_Structured figure records_.
- - - - -
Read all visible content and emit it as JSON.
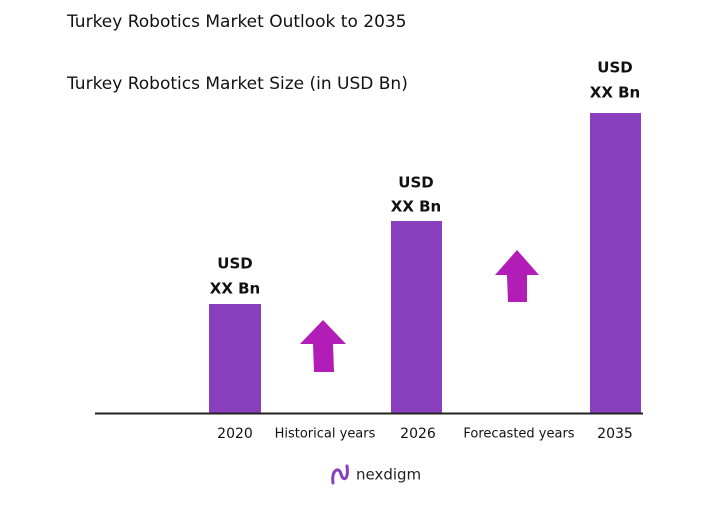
{
  "header": {
    "title": "Turkey Robotics Market Outlook to 2035",
    "subtitle": "Turkey Robotics Market Size (in USD Bn)"
  },
  "bars": [
    {
      "label_top": "USD",
      "label_bottom": "XX Bn",
      "year": "2020"
    },
    {
      "label_top": "USD",
      "label_bottom": "XX Bn",
      "year": "2026"
    },
    {
      "label_top": "USD",
      "label_bottom": "XX Bn",
      "year": "2035"
    }
  ],
  "periods": [
    "Historical years",
    "Forecasted years"
  ],
  "logo": "nexdigm"
}
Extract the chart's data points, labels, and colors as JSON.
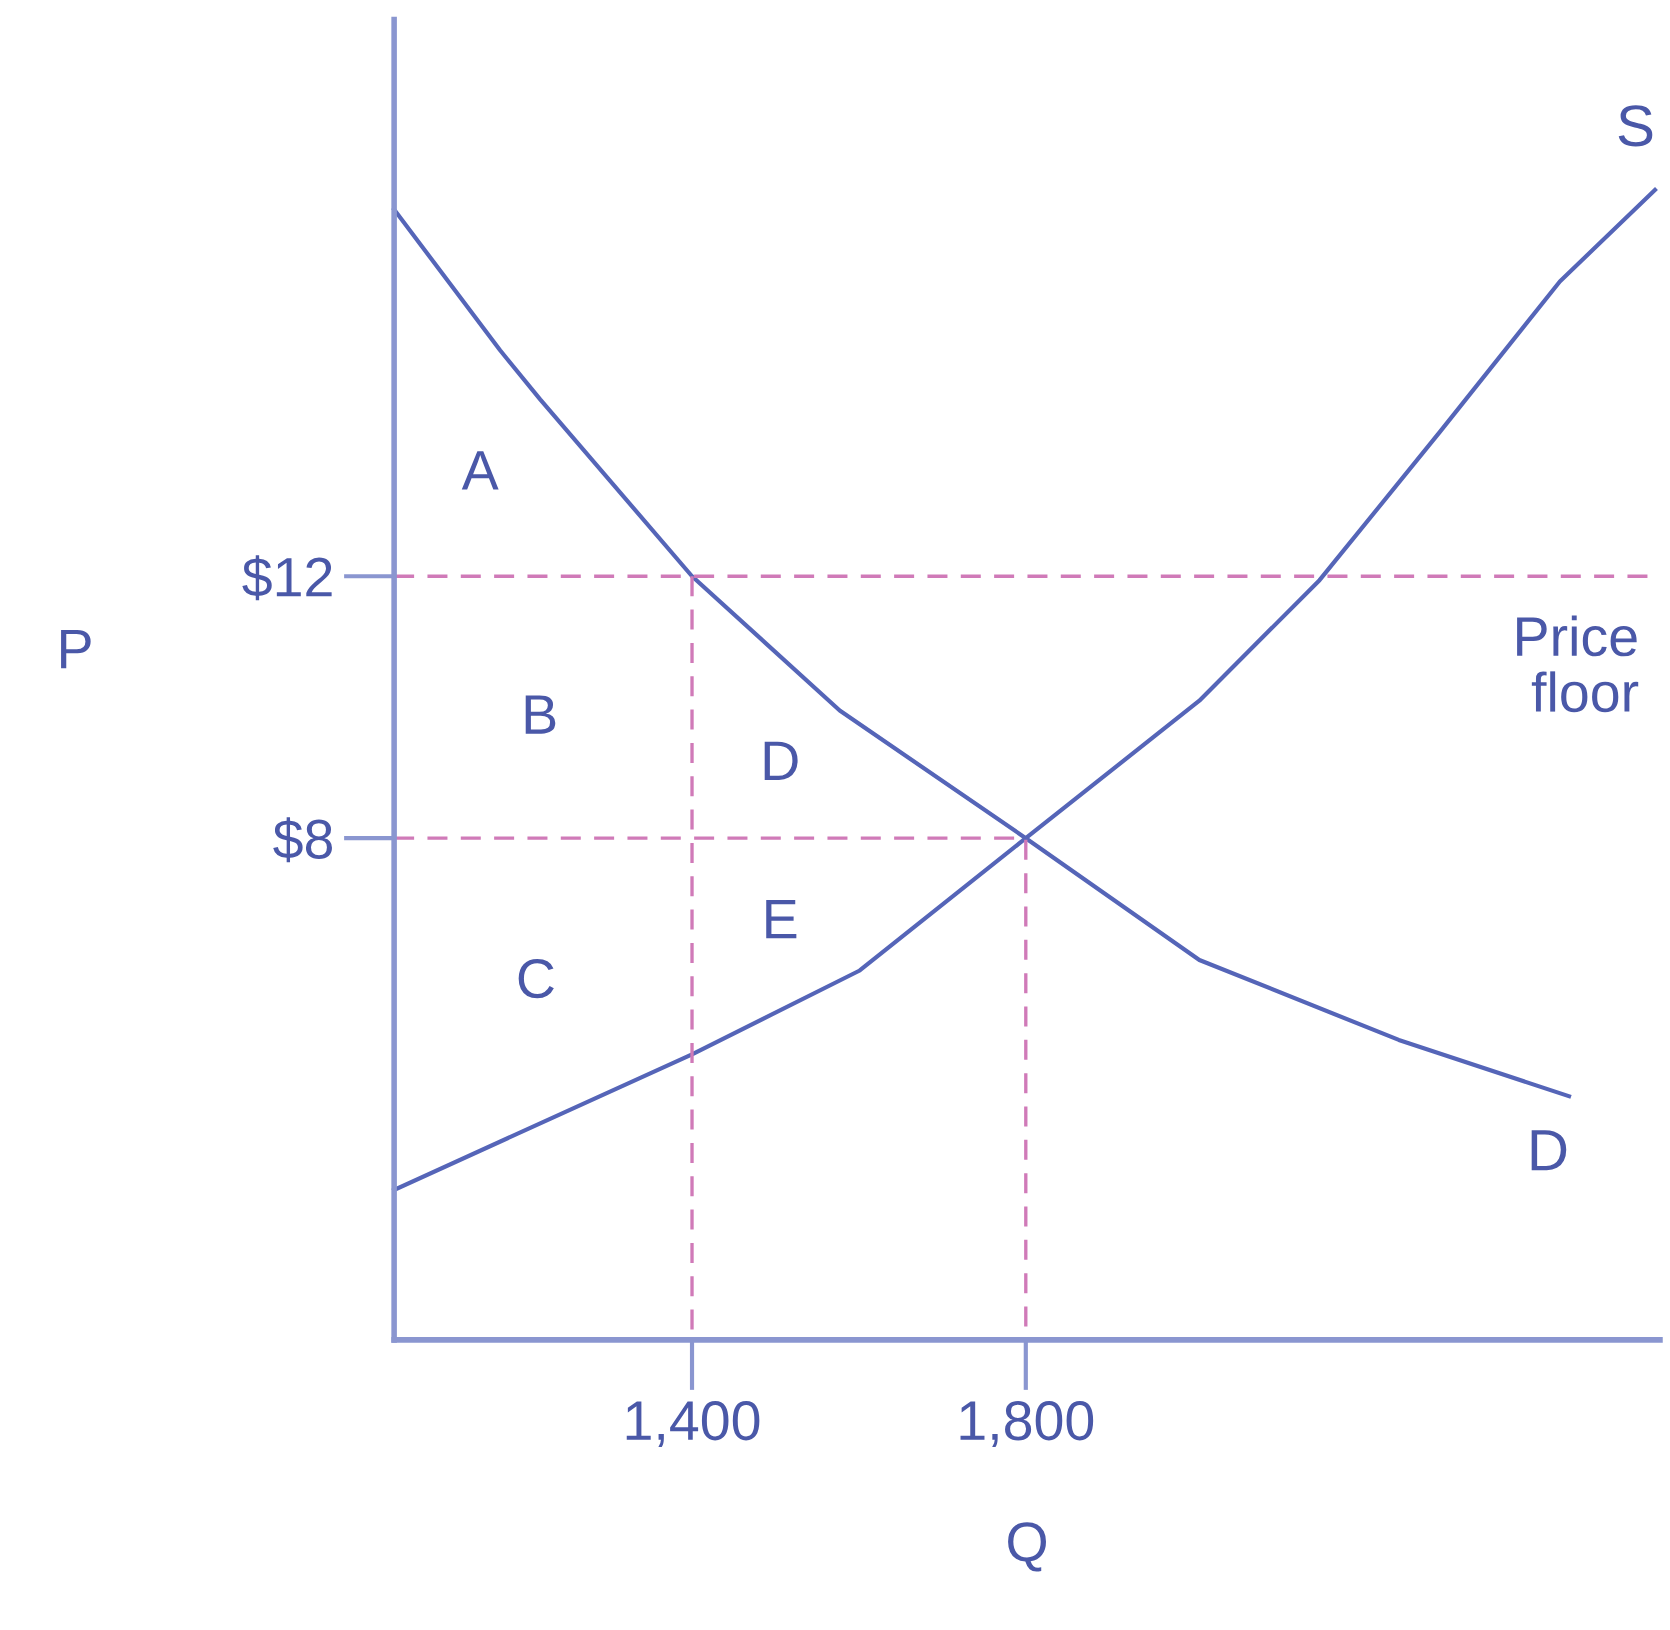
- - - - -
_REQUIRED TASK_.
Write out every entry again word for word, without any of the pictures.

_FULL SOLUTION_.
Read all visible content and emit it as JSON.
{
  "header": {
    "title": "Turkey Robotics Market Outlook to 2035",
    "subtitle": "Turkey Robotics Market Size (in USD Bn)"
  },
  "bars": [
    {
      "label_top": "USD",
      "label_bottom": "XX Bn",
      "year": "2020"
    },
    {
      "label_top": "USD",
      "label_bottom": "XX Bn",
      "year": "2026"
    },
    {
      "label_top": "USD",
      "label_bottom": "XX Bn",
      "year": "2035"
    }
  ],
  "periods": [
    "Historical years",
    "Forecasted years"
  ],
  "logo": "nexdigm"
}
Extract the chart's data points, labels, and colors as JSON.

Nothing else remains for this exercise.